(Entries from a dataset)

• • •

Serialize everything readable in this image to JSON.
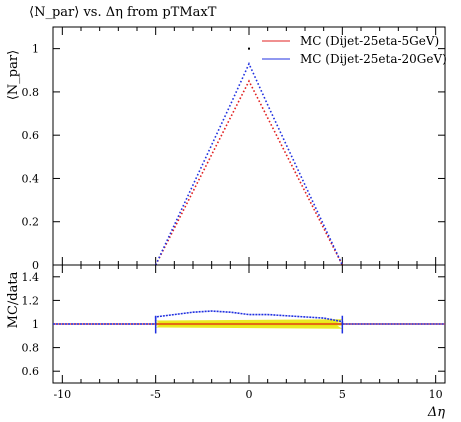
{
  "title": "⟨N_par⟩ vs. Δη from pTMaxT",
  "colors": {
    "series_a": "#e02020",
    "series_b": "#2030e0",
    "ratio_ref": "#e8e800",
    "axis": "#000000"
  },
  "chart_data": [
    {
      "type": "line",
      "panel": "main",
      "title": "⟨N_par⟩ vs. Δη from pTMaxT",
      "xlabel": "",
      "ylabel": "⟨N_par⟩",
      "xlim": [
        -10.5,
        10.5
      ],
      "ylim": [
        0,
        1.1
      ],
      "yticks": [
        0,
        0.2,
        0.4,
        0.6,
        0.8,
        1
      ],
      "yticklabels": [
        "0",
        "0.2",
        "0.4",
        "0.6",
        "0.8",
        "1"
      ],
      "legend_position": "top-right",
      "series": [
        {
          "name": "MC (Dijet-25eta-5GeV)",
          "color": "#e02020",
          "x": [
            -5,
            -4,
            -3,
            -2,
            -1,
            0,
            1,
            2,
            3,
            4,
            5
          ],
          "y": [
            0,
            0.17,
            0.34,
            0.51,
            0.68,
            0.85,
            0.68,
            0.51,
            0.34,
            0.17,
            0
          ]
        },
        {
          "name": "MC (Dijet-25eta-20GeV)",
          "color": "#2030e0",
          "x": [
            -5,
            -4,
            -3,
            -2,
            -1,
            0,
            1,
            2,
            3,
            4,
            5
          ],
          "y": [
            0,
            0.185,
            0.37,
            0.555,
            0.74,
            0.93,
            0.74,
            0.555,
            0.37,
            0.185,
            0
          ]
        }
      ]
    },
    {
      "type": "line",
      "panel": "ratio",
      "xlabel": "Δη",
      "ylabel": "MC/data",
      "xlim": [
        -10.5,
        10.5
      ],
      "ylim": [
        0.5,
        1.5
      ],
      "xticks": [
        -10,
        -5,
        0,
        5,
        10
      ],
      "xticklabels": [
        "-10",
        "-5",
        "0",
        "5",
        "10"
      ],
      "yticks": [
        0.6,
        0.8,
        1,
        1.2,
        1.4
      ],
      "yticklabels": [
        "0.6",
        "0.8",
        "1",
        "1.2",
        "1.4"
      ],
      "series": [
        {
          "name": "",
          "color": "#e02020",
          "x": [
            -10.5,
            10.5
          ],
          "y": [
            1,
            1
          ]
        },
        {
          "name": "",
          "color": "#2030e0",
          "x": [
            -10.5,
            -5,
            -5,
            -4,
            -3,
            -2,
            -1,
            0,
            1,
            2,
            3,
            4,
            5,
            5,
            10.5
          ],
          "y": [
            1,
            1,
            1.06,
            1.08,
            1.1,
            1.11,
            1.1,
            1.08,
            1.08,
            1.07,
            1.06,
            1.05,
            1.02,
            1,
            1
          ]
        }
      ]
    }
  ]
}
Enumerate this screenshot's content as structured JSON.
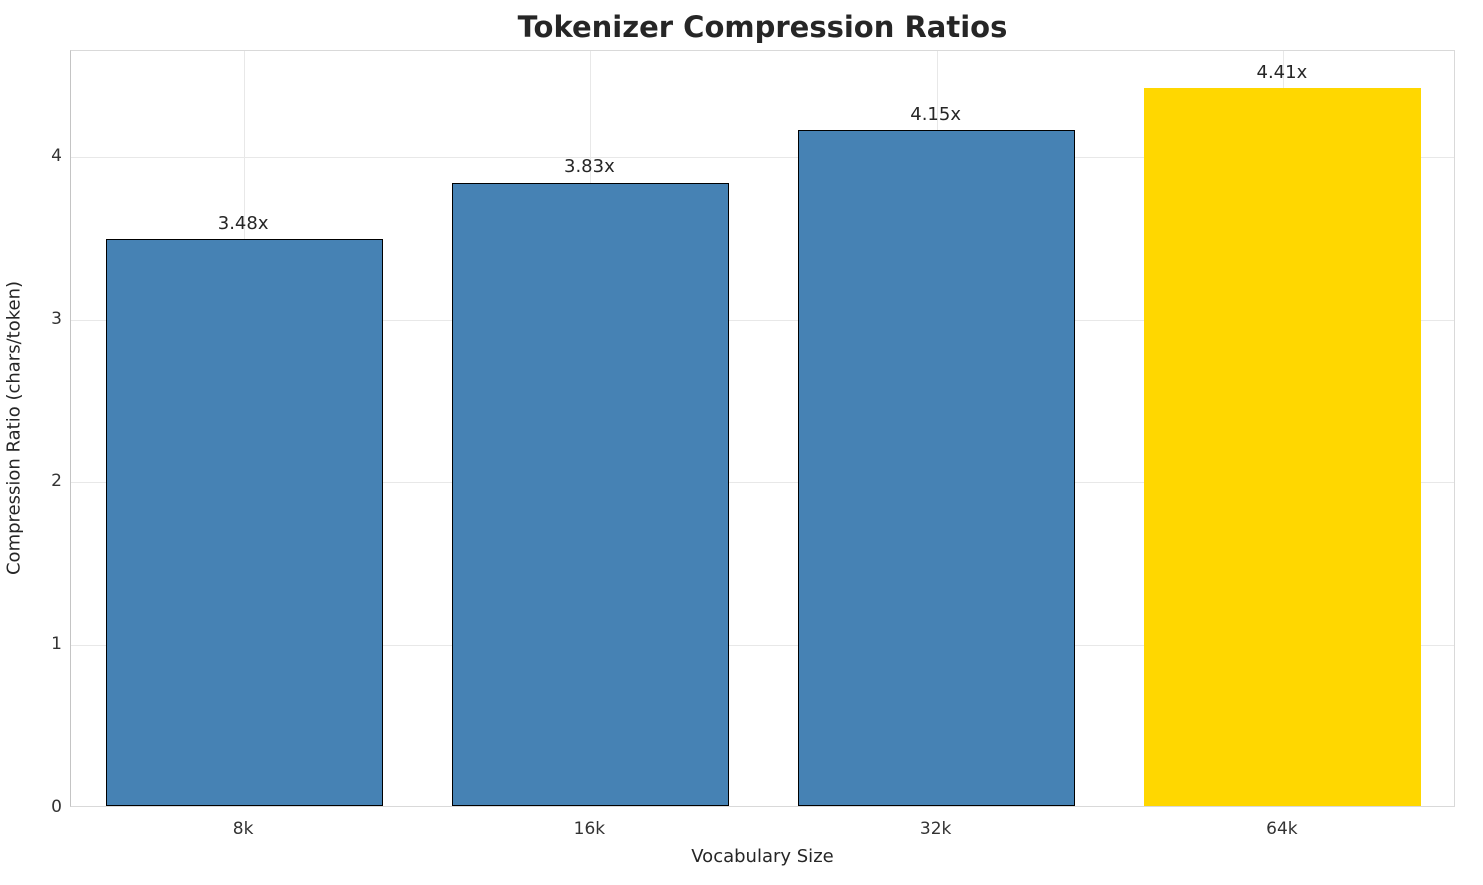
{
  "chart_data": {
    "type": "bar",
    "title": "Tokenizer Compression Ratios",
    "xlabel": "Vocabulary Size",
    "ylabel": "Compression Ratio (chars/token)",
    "categories": [
      "8k",
      "16k",
      "32k",
      "64k"
    ],
    "values": [
      3.48,
      3.83,
      4.15,
      4.41
    ],
    "bar_labels": [
      "3.48x",
      "3.83x",
      "4.15x",
      "4.41x"
    ],
    "bar_colors": [
      "#4682B4",
      "#4682B4",
      "#4682B4",
      "#FFD700"
    ],
    "bar_edge_colors": [
      "#000000",
      "#000000",
      "#000000",
      "#FFD700"
    ],
    "ylim": [
      0,
      4.65
    ],
    "yticks": [
      0,
      1,
      2,
      3,
      4
    ],
    "grid": true,
    "legend": "none",
    "bar_width_fraction": 0.8,
    "colors": {
      "default_bar": "#4682B4",
      "highlight_bar": "#FFD700",
      "grid": "#e8e8e8",
      "text": "#262626"
    }
  }
}
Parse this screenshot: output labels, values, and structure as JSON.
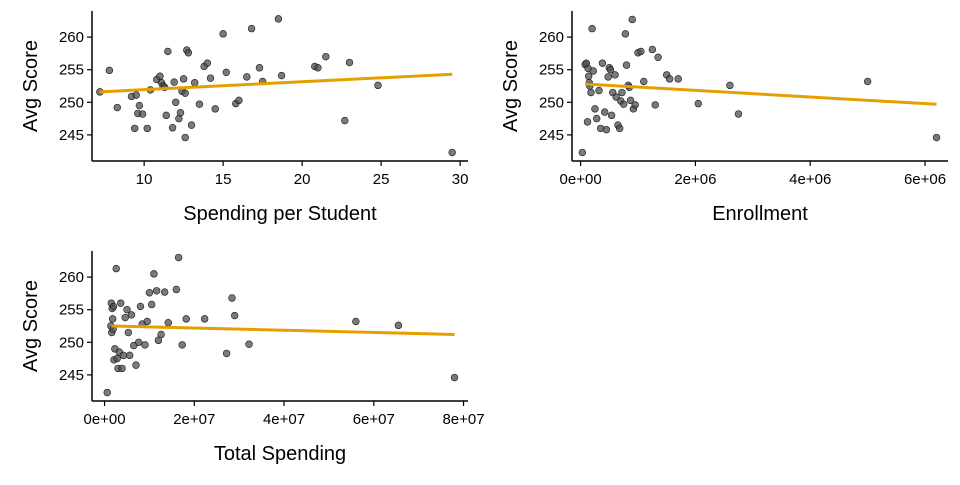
{
  "colors": {
    "point": "#4d4d4d",
    "fit_line": "#E69F00"
  },
  "chart_data": [
    {
      "type": "scatter",
      "xlabel": "Spending per Student",
      "ylabel": "Avg Score",
      "xlim": [
        6.7,
        30.5
      ],
      "ylim": [
        241,
        264
      ],
      "xticks": [
        10,
        15,
        20,
        25,
        30
      ],
      "xtick_labels": [
        "10",
        "15",
        "20",
        "25",
        "30"
      ],
      "yticks": [
        245,
        250,
        255,
        260
      ],
      "ytick_labels": [
        "245",
        "250",
        "255",
        "260"
      ],
      "fit": {
        "type": "linear",
        "x": [
          7.2,
          29.5
        ],
        "y": [
          251.6,
          254.3
        ]
      },
      "points": {
        "x": [
          7.2,
          7.8,
          8.3,
          9.2,
          9.4,
          9.5,
          9.6,
          9.7,
          9.9,
          10.2,
          10.4,
          10.8,
          11.0,
          11.1,
          11.2,
          11.3,
          11.4,
          11.5,
          11.8,
          11.9,
          12.0,
          12.2,
          12.3,
          12.4,
          12.5,
          12.6,
          12.6,
          12.7,
          12.8,
          13.0,
          13.2,
          13.5,
          13.8,
          14.0,
          14.2,
          14.5,
          15.0,
          15.2,
          15.8,
          16.0,
          16.5,
          16.8,
          17.3,
          17.5,
          18.5,
          18.7,
          20.8,
          21.0,
          21.5,
          22.7,
          23.0,
          24.8,
          29.5
        ],
        "y": [
          251.6,
          254.9,
          249.2,
          250.9,
          246.0,
          251.1,
          248.3,
          249.5,
          248.2,
          246.0,
          251.9,
          253.5,
          254.0,
          253.0,
          252.5,
          252.3,
          248.0,
          257.8,
          246.1,
          253.1,
          250.0,
          247.5,
          248.4,
          251.7,
          253.6,
          251.4,
          244.6,
          258.0,
          257.6,
          246.5,
          253.0,
          249.7,
          255.5,
          256.0,
          253.7,
          249.0,
          260.5,
          254.6,
          249.8,
          250.3,
          253.9,
          261.3,
          255.3,
          253.2,
          262.8,
          254.1,
          255.5,
          255.3,
          257.0,
          247.2,
          256.1,
          252.6,
          242.3
        ]
      }
    },
    {
      "type": "scatter",
      "xlabel": "Enrollment",
      "ylabel": "Avg Score",
      "xlim": [
        -150000,
        6400000
      ],
      "ylim": [
        241,
        264
      ],
      "xticks": [
        0,
        2000000,
        4000000,
        6000000
      ],
      "xtick_labels": [
        "0e+00",
        "2e+06",
        "4e+06",
        "6e+06"
      ],
      "yticks": [
        245,
        250,
        255,
        260
      ],
      "ytick_labels": [
        "245",
        "250",
        "255",
        "260"
      ],
      "fit": {
        "type": "linear",
        "x": [
          80000,
          6200000
        ],
        "y": [
          252.8,
          249.7
        ]
      },
      "points": {
        "x": [
          30000,
          80000,
          100000,
          120000,
          130000,
          140000,
          150000,
          160000,
          180000,
          200000,
          220000,
          250000,
          280000,
          320000,
          350000,
          380000,
          420000,
          450000,
          480000,
          500000,
          520000,
          540000,
          560000,
          600000,
          620000,
          650000,
          680000,
          700000,
          720000,
          750000,
          780000,
          800000,
          830000,
          850000,
          870000,
          900000,
          920000,
          950000,
          1000000,
          1050000,
          1100000,
          1250000,
          1300000,
          1350000,
          1500000,
          1550000,
          1700000,
          2050000,
          2600000,
          2750000,
          5000000,
          6200000
        ],
        "y": [
          242.3,
          255.8,
          256.0,
          247.0,
          255.2,
          254.0,
          253.0,
          252.5,
          251.5,
          261.3,
          254.8,
          249.0,
          247.5,
          251.8,
          246.0,
          256.0,
          248.5,
          245.8,
          253.9,
          255.3,
          255.0,
          248.0,
          251.5,
          254.2,
          250.8,
          246.5,
          246.0,
          250.2,
          251.5,
          249.7,
          260.5,
          255.7,
          252.6,
          252.3,
          250.3,
          262.7,
          249.0,
          249.6,
          257.6,
          257.8,
          253.2,
          258.1,
          249.6,
          256.9,
          254.2,
          253.6,
          253.6,
          249.8,
          252.6,
          248.2,
          253.2,
          244.6
        ]
      }
    },
    {
      "type": "scatter",
      "xlabel": "Total Spending",
      "ylabel": "Avg Score",
      "xlim": [
        -2800000,
        81000000
      ],
      "ylim": [
        241,
        264
      ],
      "xticks": [
        0,
        20000000,
        40000000,
        60000000,
        80000000
      ],
      "xtick_labels": [
        "0e+00",
        "2e+07",
        "4e+07",
        "6e+07",
        "8e+07"
      ],
      "yticks": [
        245,
        250,
        255,
        260
      ],
      "ytick_labels": [
        "245",
        "250",
        "255",
        "260"
      ],
      "fit": {
        "type": "linear",
        "x": [
          1500000,
          78000000
        ],
        "y": [
          252.5,
          251.2
        ]
      },
      "points": {
        "x": [
          600000,
          1400000,
          1500000,
          1600000,
          1700000,
          1800000,
          1900000,
          2000000,
          2100000,
          2300000,
          2600000,
          2800000,
          3000000,
          3300000,
          3600000,
          3900000,
          4200000,
          4600000,
          5000000,
          5300000,
          5600000,
          6000000,
          6500000,
          7000000,
          7600000,
          8000000,
          8400000,
          9000000,
          9500000,
          10000000,
          10500000,
          11000000,
          11600000,
          12000000,
          12600000,
          13400000,
          14200000,
          16000000,
          16500000,
          17300000,
          18200000,
          22300000,
          27200000,
          28400000,
          29000000,
          32200000,
          56000000,
          65500000,
          78000000
        ],
        "y": [
          242.3,
          252.5,
          256.0,
          251.5,
          255.2,
          253.6,
          252.0,
          255.5,
          247.3,
          249.0,
          261.3,
          247.5,
          246.0,
          248.5,
          256.0,
          246.0,
          248.0,
          253.8,
          255.0,
          251.5,
          248.0,
          254.2,
          249.5,
          246.5,
          250.0,
          255.5,
          252.8,
          249.6,
          253.2,
          257.6,
          255.8,
          260.5,
          257.9,
          250.3,
          251.2,
          257.7,
          253.0,
          258.1,
          263.0,
          249.6,
          253.6,
          253.6,
          248.3,
          256.8,
          254.1,
          249.7,
          253.2,
          252.6,
          244.6
        ]
      }
    }
  ]
}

• • •

== Work required ==
Select, from the listing, all lines that include the word "screenshot".

== Exercise result ==
Enumerate this screenshot's content as structured JSON.
Parse this screenshot: output labels, values, and structure as JSON.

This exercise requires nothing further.